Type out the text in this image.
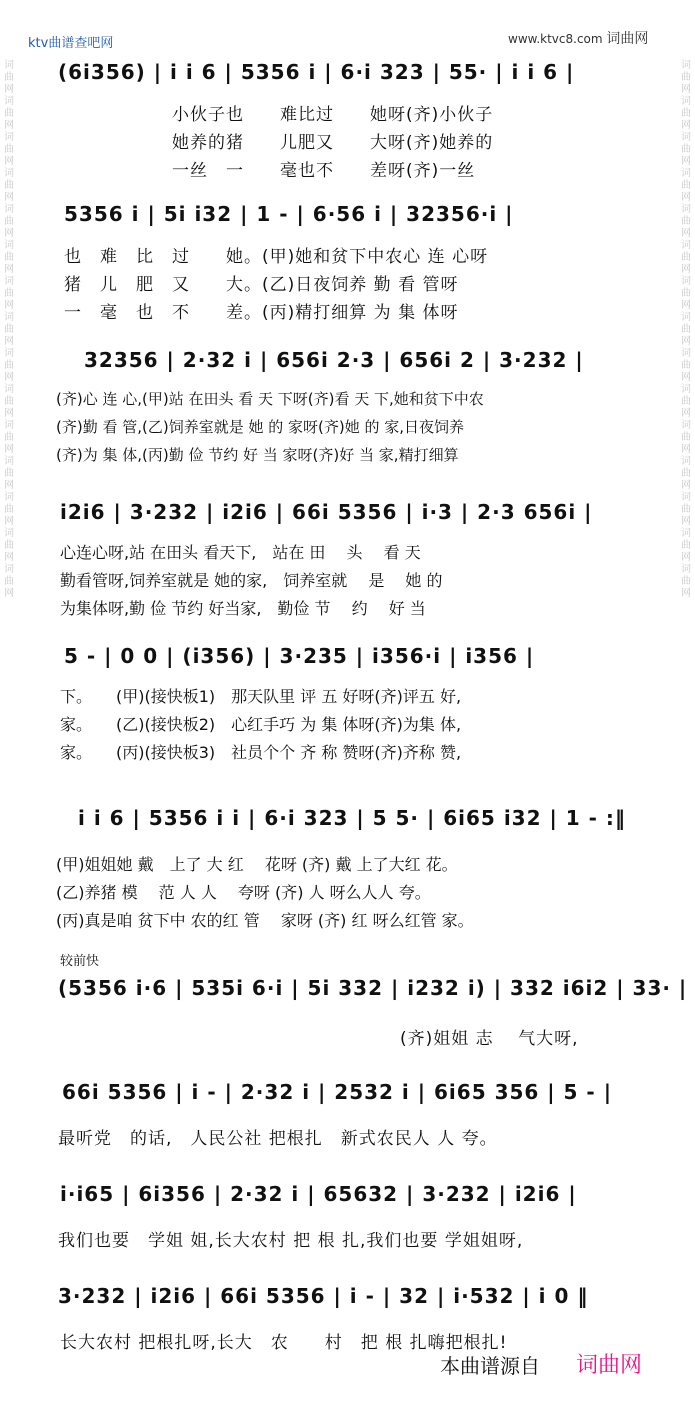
ktv曲谱查吧网	www.ktvc8.com 词曲网
词曲网词曲网词曲网词曲网词曲网词曲网词曲网词曲网词曲网词曲网词曲网词曲网词曲网词曲网词曲网
词曲网词曲网词曲网词曲网词曲网词曲网词曲网词曲网词曲网词曲网词曲网词曲网词曲网词曲网词曲网
(6i356) | i i 6 | 5356 i | 6·i 323 | 55· | i i 6 |
小伙子也　　难比过　　她呀(齐)小伙子
她养的猪　　儿肥又　　大呀(齐)她养的
一丝　一　　毫也不　　差呀(齐)一丝
5356 i | 5i i32 | 1 - | 6·56 i | 32356·i |
也　难　比　过　　她。(甲)她和贫下中农心 连 心呀
猪　儿　肥　又　　大。(乙)日夜饲养 勤 看 管呀
一　毫　也　不　　差。(丙)精打细算 为 集 体呀
32356 | 2·32 i | 656i 2·3 | 656i 2 | 3·232 |
(齐)心 连 心,(甲)站 在田头 看 天 下呀(齐)看 天 下,她和贫下中农
(齐)勤 看 管,(乙)饲养室就是 她 的 家呀(齐)她 的 家,日夜饲养
(齐)为 集 体,(丙)勤 俭 节约 好 当 家呀(齐)好 当 家,精打细算
i2i6 | 3·232 | i2i6 | 66i 5356 | i·3 | 2·3 656i |
心连心呀,站 在田头 看天下,　站在 田　 头　 看 天
勤看管呀,饲养室就是 她的家,　饲养室就　 是　 她 的
为集体呀,勤 俭 节约 好当家,　勤俭 节　 约　 好 当
5 - | 0 0 | (i356) | 3·235 | i356·i | i356 |
下。　　(甲)(接快板1)　那天队里 评 五 好呀(齐)评五 好,
家。　　(乙)(接快板2)　心红手巧 为 集 体呀(齐)为集 体,
家。　　(丙)(接快板3)　社员个个 齐 称 赞呀(齐)齐称 赞,
i i 6 | 5356 i i | 6·i 323 | 5 5· | 6i65 i32 | 1 - :‖
(甲)姐姐她 戴　上了 大 红　 花呀 (齐) 戴 上了大红 花。
(乙)养猪 模　 范 人 人　 夸呀 (齐) 人 呀么人人 夸。
(丙)真是咱 贫下中 农的红 管　 家呀 (齐) 红 呀么红管 家。
较前快
(5356 i·6 | 535i 6·i | 5i 332 | i232 i) | 332 i6i2 | 33· |
(齐)姐姐 志　 气大呀,
66i 5356 | i - | 2·32 i | 2532 i | 6i65 356 | 5 - |
最听党　的话,　人民公社 把根扎　新式农民人 人 夸。
i·i65 | 6i356 | 2·32 i | 65632 | 3·232 | i2i6 |
我们也要　学姐 姐,长大农村 把 根 扎,我们也要 学姐姐呀,
3·232 | i2i6 | 66i 5356 | i - | 32 | i·532 | i 0 ‖
长大农村 把根扎呀,长大　农　　村　把 根 扎嗨把根扎!
本曲谱源自 词曲网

WORK REQUIRED
Copy, from the material, each line that holds the string "饲养室就是".

ANSWER TO THIS PROBLEM
(齐)勤 看 管,(乙)饲养室就是 她 的 家呀(齐)她 的 家,日夜饲养
勤看管呀,饲养室就是 她的家,　饲养室就　 是　 她 的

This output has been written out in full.